Problem requirements: Restate all of the entries exactly, dropping any pictures they hold.
--- START Information provided ---
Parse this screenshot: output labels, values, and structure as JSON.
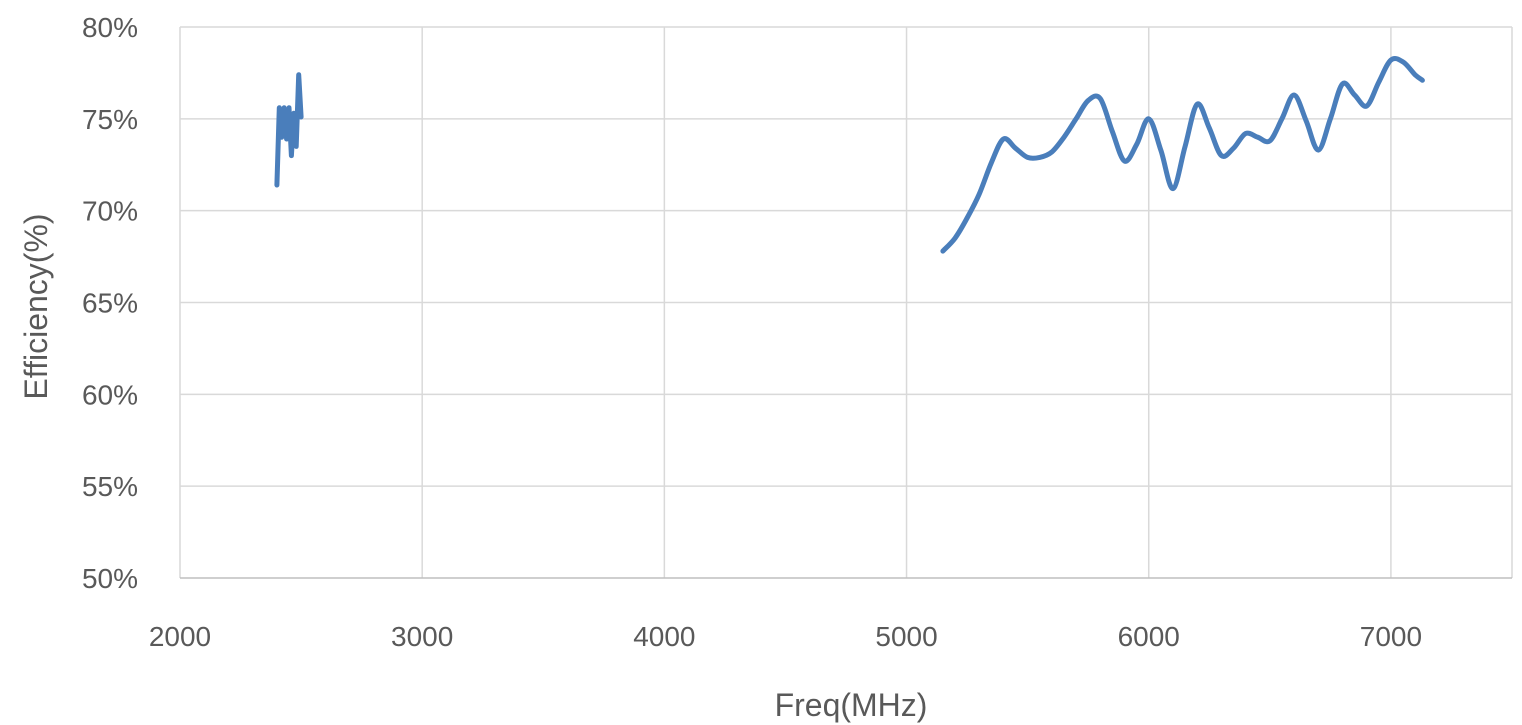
{
  "chart_data": {
    "type": "line",
    "xlabel": "Freq(MHz)",
    "ylabel": "Efficiency(%)",
    "xlim": [
      2000,
      7500
    ],
    "ylim": [
      50,
      80
    ],
    "x_ticks": [
      2000,
      3000,
      4000,
      5000,
      6000,
      7000
    ],
    "x_tick_labels": [
      "2000",
      "3000",
      "4000",
      "5000",
      "6000",
      "7000"
    ],
    "y_ticks": [
      50,
      55,
      60,
      65,
      70,
      75,
      80
    ],
    "y_tick_labels": [
      "50%",
      "55%",
      "60%",
      "65%",
      "70%",
      "75%",
      "80%"
    ],
    "grid": true,
    "legend": "none",
    "color": "#4a7ebb",
    "series": [
      {
        "x": [
          2400,
          2410,
          2420,
          2430,
          2440,
          2450,
          2460,
          2470,
          2480,
          2490,
          2500
        ],
        "values": [
          71.4,
          75.6,
          74.0,
          75.6,
          73.9,
          75.6,
          73.0,
          75.3,
          73.5,
          77.4,
          75.1
        ]
      },
      {
        "x": [
          5150,
          5200,
          5250,
          5300,
          5350,
          5400,
          5450,
          5500,
          5550,
          5600,
          5650,
          5700,
          5750,
          5800,
          5850,
          5900,
          5950,
          6000,
          6050,
          6100,
          6150,
          6200,
          6250,
          6300,
          6350,
          6400,
          6450,
          6500,
          6550,
          6600,
          6650,
          6700,
          6750,
          6800,
          6850,
          6900,
          6950,
          7000,
          7050,
          7100,
          7130
        ],
        "values": [
          67.8,
          68.5,
          69.6,
          70.9,
          72.6,
          73.9,
          73.4,
          72.9,
          72.9,
          73.2,
          74.0,
          75.0,
          76.0,
          76.1,
          74.3,
          72.7,
          73.6,
          75.0,
          73.3,
          71.2,
          73.5,
          75.8,
          74.5,
          73.0,
          73.4,
          74.2,
          74.0,
          73.8,
          75.0,
          76.3,
          74.9,
          73.3,
          75.0,
          76.9,
          76.3,
          75.7,
          77.0,
          78.2,
          78.1,
          77.4,
          77.1
        ]
      }
    ]
  }
}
--- END Information provided ---
Answer:
Parse this screenshot: output labels, values, and structure as JSON.
{
  "chart_data": {
    "type": "line",
    "xlabel": "Freq(MHz)",
    "ylabel": "Efficiency(%)",
    "xlim": [
      2000,
      7500
    ],
    "ylim": [
      50,
      80
    ],
    "x_ticks": [
      2000,
      3000,
      4000,
      5000,
      6000,
      7000
    ],
    "x_tick_labels": [
      "2000",
      "3000",
      "4000",
      "5000",
      "6000",
      "7000"
    ],
    "y_ticks": [
      50,
      55,
      60,
      65,
      70,
      75,
      80
    ],
    "y_tick_labels": [
      "50%",
      "55%",
      "60%",
      "65%",
      "70%",
      "75%",
      "80%"
    ],
    "grid": true,
    "legend": "none",
    "color": "#4a7ebb",
    "series": [
      {
        "x": [
          2400,
          2410,
          2420,
          2430,
          2440,
          2450,
          2460,
          2470,
          2480,
          2490,
          2500
        ],
        "values": [
          71.4,
          75.6,
          74.0,
          75.6,
          73.9,
          75.6,
          73.0,
          75.3,
          73.5,
          77.4,
          75.1
        ]
      },
      {
        "x": [
          5150,
          5200,
          5250,
          5300,
          5350,
          5400,
          5450,
          5500,
          5550,
          5600,
          5650,
          5700,
          5750,
          5800,
          5850,
          5900,
          5950,
          6000,
          6050,
          6100,
          6150,
          6200,
          6250,
          6300,
          6350,
          6400,
          6450,
          6500,
          6550,
          6600,
          6650,
          6700,
          6750,
          6800,
          6850,
          6900,
          6950,
          7000,
          7050,
          7100,
          7130
        ],
        "values": [
          67.8,
          68.5,
          69.6,
          70.9,
          72.6,
          73.9,
          73.4,
          72.9,
          72.9,
          73.2,
          74.0,
          75.0,
          76.0,
          76.1,
          74.3,
          72.7,
          73.6,
          75.0,
          73.3,
          71.2,
          73.5,
          75.8,
          74.5,
          73.0,
          73.4,
          74.2,
          74.0,
          73.8,
          75.0,
          76.3,
          74.9,
          73.3,
          75.0,
          76.9,
          76.3,
          75.7,
          77.0,
          78.2,
          78.1,
          77.4,
          77.1
        ]
      }
    ]
  }
}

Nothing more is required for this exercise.